Dataset rows:

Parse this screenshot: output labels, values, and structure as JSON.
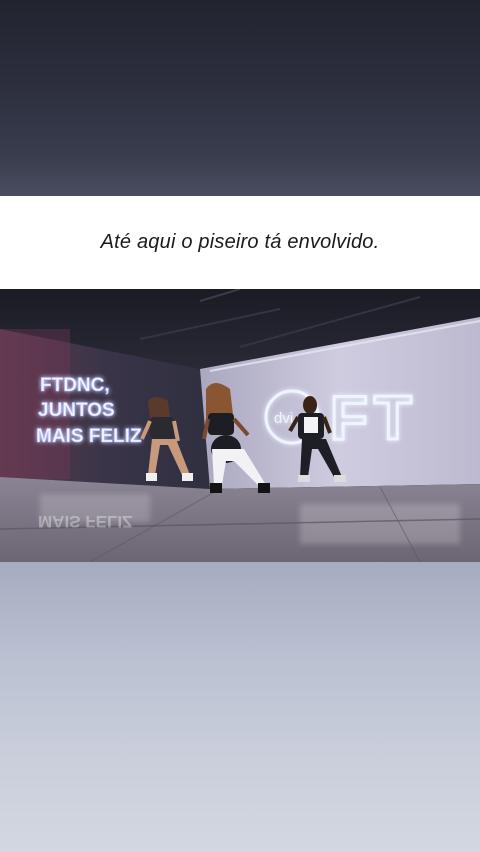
{
  "caption": {
    "text": "Até aqui o piseiro tá envolvido."
  },
  "video": {
    "neon_sign_left": [
      "FTDNC,",
      "JUNTOS",
      "MAIS FELIZ"
    ],
    "neon_sign_right_logo": "FT",
    "small_logo": "dvi",
    "colors": {
      "neon_left": "#f3f4ff",
      "neon_glow_left": "#a9b8ff",
      "neon_right": "#eef5ff",
      "neon_glow_right": "#8fb8ff",
      "wall_left": "#3b3446",
      "wall_right": "#c6c3d8",
      "floor": "#7b7684"
    }
  }
}
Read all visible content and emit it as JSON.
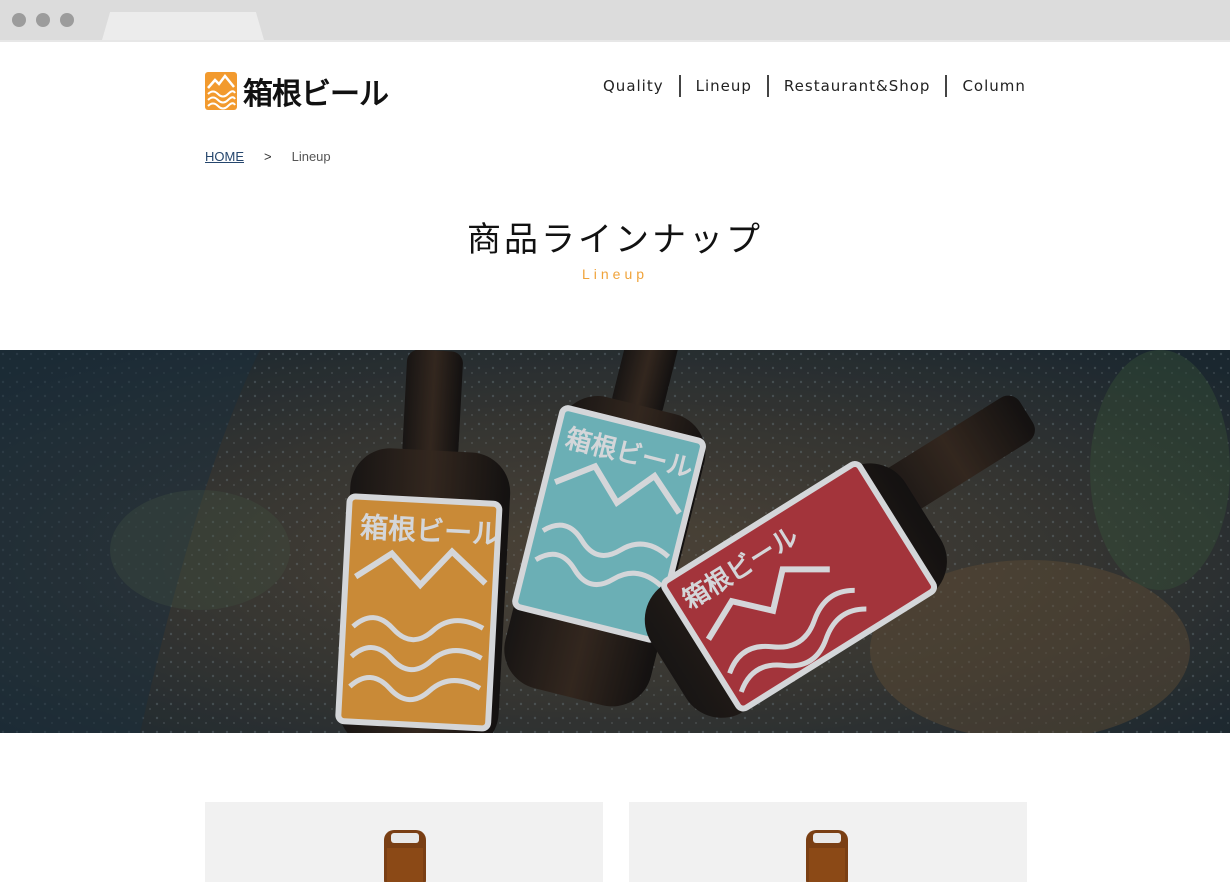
{
  "browser": {
    "dots": [
      "close",
      "minimize",
      "maximize"
    ]
  },
  "header": {
    "logo_text": "箱根ビール",
    "logo_mark": "fuji-wave-icon",
    "nav": [
      "Quality",
      "Lineup",
      "Restaurant&Shop",
      "Column"
    ]
  },
  "breadcrumb": {
    "home": "HOME",
    "separator": ">",
    "current": "Lineup"
  },
  "page_title": {
    "ja": "商品ラインナップ",
    "en": "Lineup"
  },
  "hero": {
    "image": "three-beer-bottles-on-wet-rocks",
    "bottle_labels": [
      "箱根ビール",
      "箱根ビール",
      "箱根ビール"
    ],
    "label_colors": [
      "#f2a33a",
      "#7fd0d3",
      "#c43a3f"
    ]
  },
  "products": {
    "cards": [
      {
        "image": "amber-bottle-top"
      },
      {
        "image": "amber-bottle-top"
      }
    ]
  },
  "colors": {
    "accent": "#f0a33a",
    "link": "#25466d"
  }
}
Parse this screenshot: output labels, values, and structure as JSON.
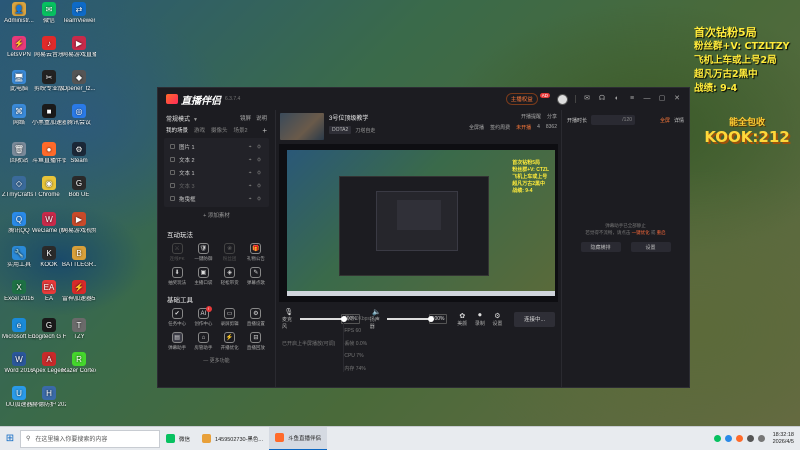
{
  "desktop_icons": [
    {
      "label": "Administr...",
      "color": "#d9a441",
      "glyph": "👤"
    },
    {
      "label": "微信",
      "color": "#07c160",
      "glyph": "✉"
    },
    {
      "label": "TeamViewer",
      "color": "#0e6ac7",
      "glyph": "⇄"
    },
    {
      "label": "LetsVPN",
      "color": "#e83a7a",
      "glyph": "⚡"
    },
    {
      "label": "网易云音乐",
      "color": "#e02a2a",
      "glyph": "♪"
    },
    {
      "label": "网易游戏直播间",
      "color": "#c82a4a",
      "glyph": "▶"
    },
    {
      "label": "此电脑",
      "color": "#3a8ad8",
      "glyph": "🖥"
    },
    {
      "label": "剪映专业版",
      "color": "#222222",
      "glyph": "✂"
    },
    {
      "label": "Opener_tz...",
      "color": "#555555",
      "glyph": "◆"
    },
    {
      "label": "网络",
      "color": "#3a8ad8",
      "glyph": "⌘"
    },
    {
      "label": "小黑盒加速器",
      "color": "#1a1a1a",
      "glyph": "■"
    },
    {
      "label": "腾讯会议",
      "color": "#2a7ae8",
      "glyph": "◎"
    },
    {
      "label": "回收站",
      "color": "#7a8a9a",
      "glyph": "🗑"
    },
    {
      "label": "斗鱼直播伴侣",
      "color": "#ff6a2a",
      "glyph": "●"
    },
    {
      "label": "Steam",
      "color": "#1b2838",
      "glyph": "⚙"
    },
    {
      "label": "ZTmyCrafts Launcher",
      "color": "#3a6a9a",
      "glyph": "◇"
    },
    {
      "label": "Chrome",
      "color": "#e8c43a",
      "glyph": "◉"
    },
    {
      "label": "Bob UE",
      "color": "#2a2a2a",
      "glyph": "G"
    },
    {
      "label": "腾讯QQ",
      "color": "#2a8ae8",
      "glyph": "Q"
    },
    {
      "label": "WeGame (Marginal)",
      "color": "#c82a4a",
      "glyph": "W"
    },
    {
      "label": "网易游戏视频直播",
      "color": "#c84a2a",
      "glyph": "▶"
    },
    {
      "label": "实用工具",
      "color": "#2a8ad8",
      "glyph": "🔧"
    },
    {
      "label": "KOOK",
      "color": "#2a2a2a",
      "glyph": "K"
    },
    {
      "label": "BATTLEGR...",
      "color": "#d8a03a",
      "glyph": "B"
    },
    {
      "label": "Excel 2016",
      "color": "#1e7145",
      "glyph": "X"
    },
    {
      "label": "EA",
      "color": "#e83a3a",
      "glyph": "EA"
    },
    {
      "label": "雷神加速器5.0",
      "color": "#d82a2a",
      "glyph": "⚡"
    },
    {
      "label": "Microsoft Edge",
      "color": "#1a8ad8",
      "glyph": "e"
    },
    {
      "label": "Logitech G HUB",
      "color": "#1a1a1a",
      "glyph": "G"
    },
    {
      "label": "TZY",
      "color": "#6a6a6a",
      "glyph": "T"
    },
    {
      "label": "Word 2016",
      "color": "#2b579a",
      "glyph": "W"
    },
    {
      "label": "Apex Legends",
      "color": "#c82a2a",
      "glyph": "A"
    },
    {
      "label": "Razer Cortex",
      "color": "#44d62c",
      "glyph": "R"
    },
    {
      "label": "UU加速器",
      "color": "#2a9ae8",
      "glyph": "U"
    },
    {
      "label": "赫德防护 20260...",
      "color": "#3a6aa8",
      "glyph": "H"
    }
  ],
  "overlay": {
    "line1": "首次钻粉5局",
    "line2": "粉丝群+V: CTZLTZY",
    "line3": "飞机上车或上号2局",
    "line4": "超凡万古2黑中",
    "line5": "战绩: 9-4"
  },
  "kook": {
    "top": "能全包收",
    "main": "KOOK:212"
  },
  "app": {
    "name": "直播伴侣",
    "version": "6.3.7.4",
    "host_label": "主播权益",
    "ad_label": "AD",
    "mode": "常规模式",
    "mode_links": [
      "镜屏",
      "说明"
    ],
    "scene_label": "我的场景",
    "scene_tabs": [
      "游戏",
      "摄像头",
      "场景2"
    ],
    "sources": [
      {
        "label": "图片 1",
        "dim": false
      },
      {
        "label": "文本 2",
        "dim": false
      },
      {
        "label": "文本 1",
        "dim": false
      },
      {
        "label": "文本 3",
        "dim": true
      },
      {
        "label": "拖曳框",
        "dim": false
      }
    ],
    "add_source": "+ 添加素材",
    "interactive_title": "互动玩法",
    "interactive_tools": [
      {
        "label": "连线PK",
        "dim": true,
        "icon": "⚔"
      },
      {
        "label": "一键防御",
        "dim": false,
        "icon": "🛡"
      },
      {
        "label": "粉丝团",
        "dim": true,
        "icon": "❀"
      },
      {
        "label": "礼物公告",
        "dim": false,
        "icon": "🎁"
      },
      {
        "label": "抽奖玩法",
        "dim": false,
        "icon": "⬇"
      },
      {
        "label": "主播口袋",
        "dim": false,
        "icon": "▣"
      },
      {
        "label": "轻松带货",
        "dim": false,
        "icon": "◈"
      },
      {
        "label": "弹幕点歌",
        "dim": false,
        "icon": "✎"
      }
    ],
    "basic_title": "基础工具",
    "basic_tools": [
      {
        "label": "任务中心",
        "icon": "✔",
        "badge": false,
        "sel": false
      },
      {
        "label": "创作中心",
        "icon": "AI",
        "badge": true,
        "sel": false
      },
      {
        "label": "录屏剪辑",
        "icon": "▭",
        "badge": false,
        "sel": false
      },
      {
        "label": "直播设置",
        "icon": "⚙",
        "badge": false,
        "sel": false
      },
      {
        "label": "弹幕助手",
        "icon": "▤",
        "badge": false,
        "sel": true
      },
      {
        "label": "房管助手",
        "icon": "⌂",
        "badge": false,
        "sel": false
      },
      {
        "label": "开播优化",
        "icon": "⚡",
        "badge": false,
        "sel": false
      },
      {
        "label": "直播回放",
        "icon": "⊟",
        "badge": false,
        "sel": false
      }
    ],
    "more_fn": "— 更多功能",
    "stream_title": "3号位顶级教学",
    "game_tag": "DOTA2",
    "category": "刀塔自走",
    "info_right": {
      "notice": "开播提醒",
      "share": "分享",
      "fullscreen": "全屏播",
      "weekly": "签约周费",
      "status": "未开播",
      "likes": "4",
      "viewers": "8362"
    },
    "audio": {
      "mic_label": "麦克风",
      "mic_pct": "100%",
      "mic_level": 1.0,
      "spk_label": "扬声器",
      "spk_pct": "100%",
      "spk_level": 1.0,
      "beauty": "美颜",
      "record": "录制",
      "settings": "设置",
      "connect": "连接中..."
    },
    "status_bar": {
      "left": "已开启上半屏播放(可调)",
      "items": [
        "网速 0Kbps",
        "FPS 60",
        "丢帧 0.0%",
        "CPU 7%",
        "内存 74%"
      ]
    },
    "chat": {
      "tab": "开播时长",
      "input_val": "/120",
      "filter": "全屏",
      "rule": "详情",
      "empty_line1": "弹幕助手已全部静止",
      "empty_line2": "若觉得不流畅，请点击",
      "empty_link": "一键优化",
      "empty_line3": "或",
      "empty_link2": "重启",
      "btn1": "隐藏横排",
      "btn2": "设置"
    }
  },
  "taskbar": {
    "search_placeholder": "在这里输入你要搜索的内容",
    "tasks": [
      {
        "label": "微信",
        "color": "#07c160",
        "active": false
      },
      {
        "label": "1459502730-黑色...",
        "color": "#e8a03a",
        "active": false
      },
      {
        "label": "斗鱼直播伴侣",
        "color": "#ff6a2a",
        "active": true
      }
    ],
    "time": "18:32:18",
    "date": "2026/4/5"
  },
  "preview_text": [
    "首次钻粉5局",
    "粉丝群+V: CTZL",
    "飞机上车或上号",
    "超凡万古2黑中",
    "战绩: 9-4"
  ]
}
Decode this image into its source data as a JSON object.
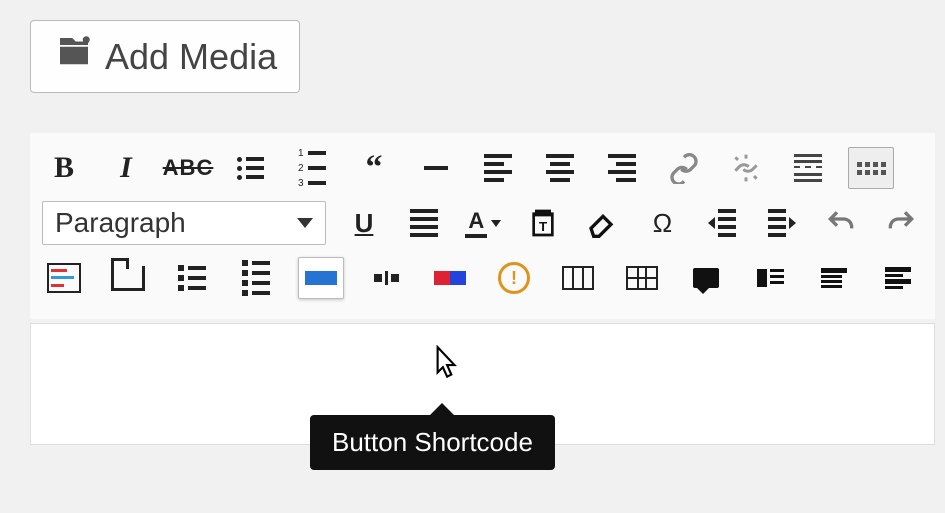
{
  "add_media_label": "Add Media",
  "format_dropdown": {
    "selected": "Paragraph"
  },
  "tooltip": {
    "text": "Button Shortcode"
  },
  "row1": {
    "bold": "B",
    "italic": "I",
    "strike": "ABC",
    "underline": "U",
    "textcolor": "A"
  },
  "icons": {
    "special_char": "Ω",
    "warn": "!"
  }
}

Work to do: In the entries above, find each line with the word "true" and copy it.

Exercise output:
        "dim": true
        "dim": true,
        "dim": true,
        "badge": true,
        "sel": true
        "active": true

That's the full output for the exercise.